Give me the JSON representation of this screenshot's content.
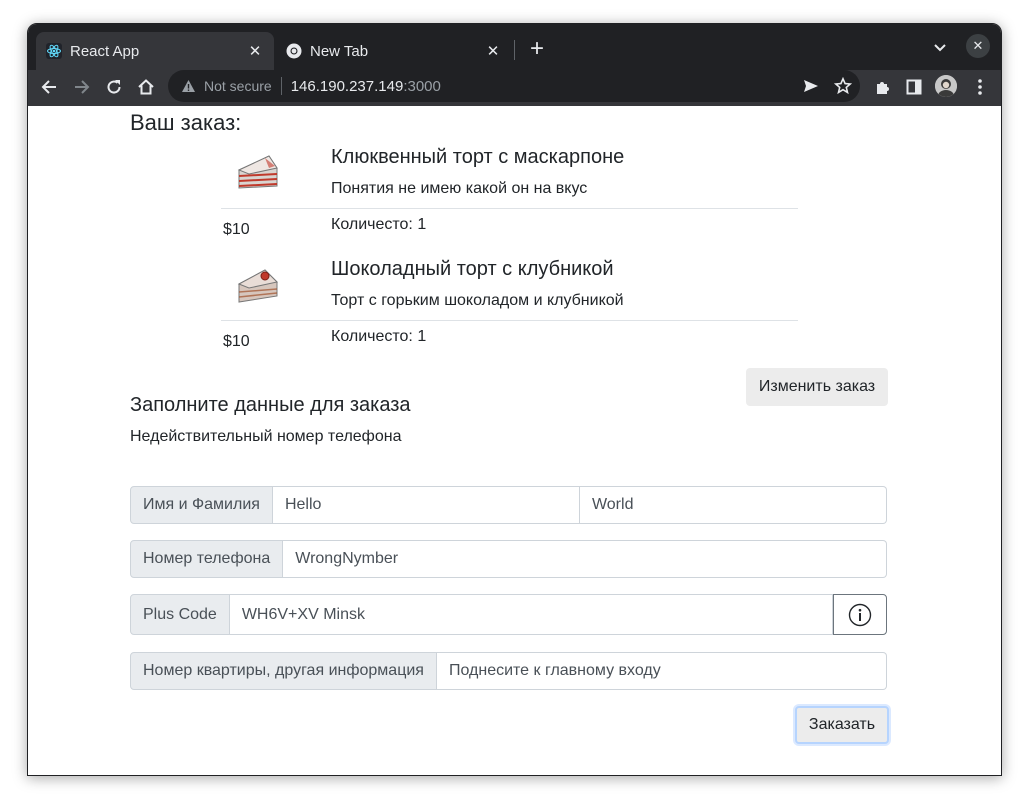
{
  "browser": {
    "tabs": [
      {
        "title": "React App",
        "close": "✕",
        "active": true
      },
      {
        "title": "New Tab",
        "close": "✕",
        "active": false
      }
    ],
    "new_tab": "+",
    "window_close": "✕",
    "omnibox": {
      "security_label": "Not secure",
      "host": "146.190.237.149",
      "port": ":3000"
    }
  },
  "order": {
    "heading": "Ваш заказ:",
    "items": [
      {
        "name": "Клюквенный торт с маскарпоне",
        "description": "Понятия не имею какой он на вкус",
        "quantity": "Количесто: 1",
        "price": "$10",
        "image": "cranberry-cake-icon"
      },
      {
        "name": "Шоколадный торт с клубникой",
        "description": "Торт с горьким шоколадом и клубникой",
        "quantity": "Количесто: 1",
        "price": "$10",
        "image": "chocolate-cake-icon"
      }
    ],
    "change_button": "Изменить заказ"
  },
  "form": {
    "heading": "Заполните данные для заказа",
    "error": "Недействительный номер телефона",
    "name_label": "Имя и Фамилия",
    "first_name": "Hello",
    "last_name": "World",
    "phone_label": "Номер телефона",
    "phone": "WrongNymber",
    "pluscode_label": "Plus Code",
    "pluscode": "WH6V+XV Minsk",
    "apartment_label": "Номер квартиры, другая информация",
    "apartment": "Поднесите к главному входу",
    "submit": "Заказать"
  },
  "colors": {
    "chrome_dark": "#202124",
    "chrome_toolbar": "#35363a",
    "input_group_bg": "#e9ecef",
    "button_bg": "#ececec"
  }
}
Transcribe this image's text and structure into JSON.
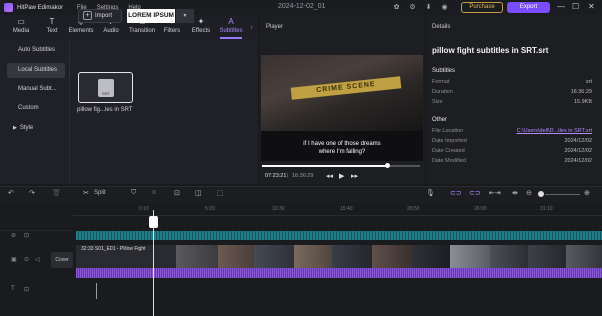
{
  "app": {
    "name": "HitPaw Edimakor",
    "menu": [
      "File",
      "Settings",
      "Help"
    ],
    "date": "2024-12-02_01",
    "purchase_label": "Purchase",
    "export_label": "Export"
  },
  "toolbar": {
    "tools": [
      {
        "label": "Media",
        "icon": "T"
      },
      {
        "label": "Text",
        "icon": "T"
      },
      {
        "label": "Elements",
        "icon": "◈"
      },
      {
        "label": "Audio",
        "icon": "♪"
      },
      {
        "label": "Transition",
        "icon": "⧉"
      },
      {
        "label": "Filters",
        "icon": "◐"
      },
      {
        "label": "Effects",
        "icon": "✦"
      },
      {
        "label": "Subtitles",
        "icon": "A"
      }
    ],
    "active": "Subtitles",
    "more": "›"
  },
  "sidebar": {
    "items": [
      "Auto Subtitles",
      "Local Subtitles",
      "Manual Subt...",
      "Custom",
      "Style"
    ],
    "selected": "Local Subtitles"
  },
  "media": {
    "import_label": "Import",
    "import_icon": "+",
    "font_preview": "LOREM IPSUM",
    "font_dropdown": "▾",
    "file_icon_text": "SRT",
    "file_label": "pillow fig...les in SRT"
  },
  "player": {
    "title": "Player",
    "scene_text": "CRIME SCENE",
    "subtitle_line1": "if I have one of those dreams",
    "subtitle_line2": "where I'm falling?",
    "current_time": "07:23:21",
    "total_time": "16:36:29",
    "progress": 0.79,
    "controls": [
      "◂◂",
      "▶",
      "▸▸"
    ]
  },
  "details": {
    "title": "Details",
    "filename": "pillow fight subtitles in SRT.srt",
    "subtitles_header": "Subtitles",
    "subtitles": [
      {
        "key": "Format",
        "value": "srt"
      },
      {
        "key": "Duration",
        "value": "16:36:29"
      },
      {
        "key": "Size",
        "value": "15.9KB"
      }
    ],
    "other_header": "Other",
    "other": [
      {
        "key": "File Location",
        "value": "C:\\Users\\dell\\D...tles in SRT.srt"
      },
      {
        "key": "Date Imported",
        "value": "2024/12/02"
      },
      {
        "key": "Date Created",
        "value": "2024/12/02"
      },
      {
        "key": "Date Modified",
        "value": "2024/12/02"
      }
    ]
  },
  "timeline_toolbar": {
    "split_label": "Split",
    "icons": [
      "undo-icon",
      "redo-icon",
      "delete-icon",
      "split-icon",
      "marker-icon",
      "crop-icon",
      "text-icon",
      "speed-icon",
      "ai-icon",
      "mic-icon",
      "link-icon",
      "magnet-icon",
      "zoom-out-icon",
      "zoom-in-icon"
    ]
  },
  "timeline": {
    "ruler_labels": [
      "0:10",
      "5:20",
      "10:30",
      "15:40",
      "20:50",
      "26:00",
      "31:10"
    ],
    "clip_label": "32:33  S01_E01 - Pillow Fight",
    "cover_label": "Cover"
  }
}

Exercise requirements.
Locate all lines holding the word "cake", then copy them out.

Task answer.
        "image": "cranberry-cake-icon"
        "image": "chocolate-cake-icon"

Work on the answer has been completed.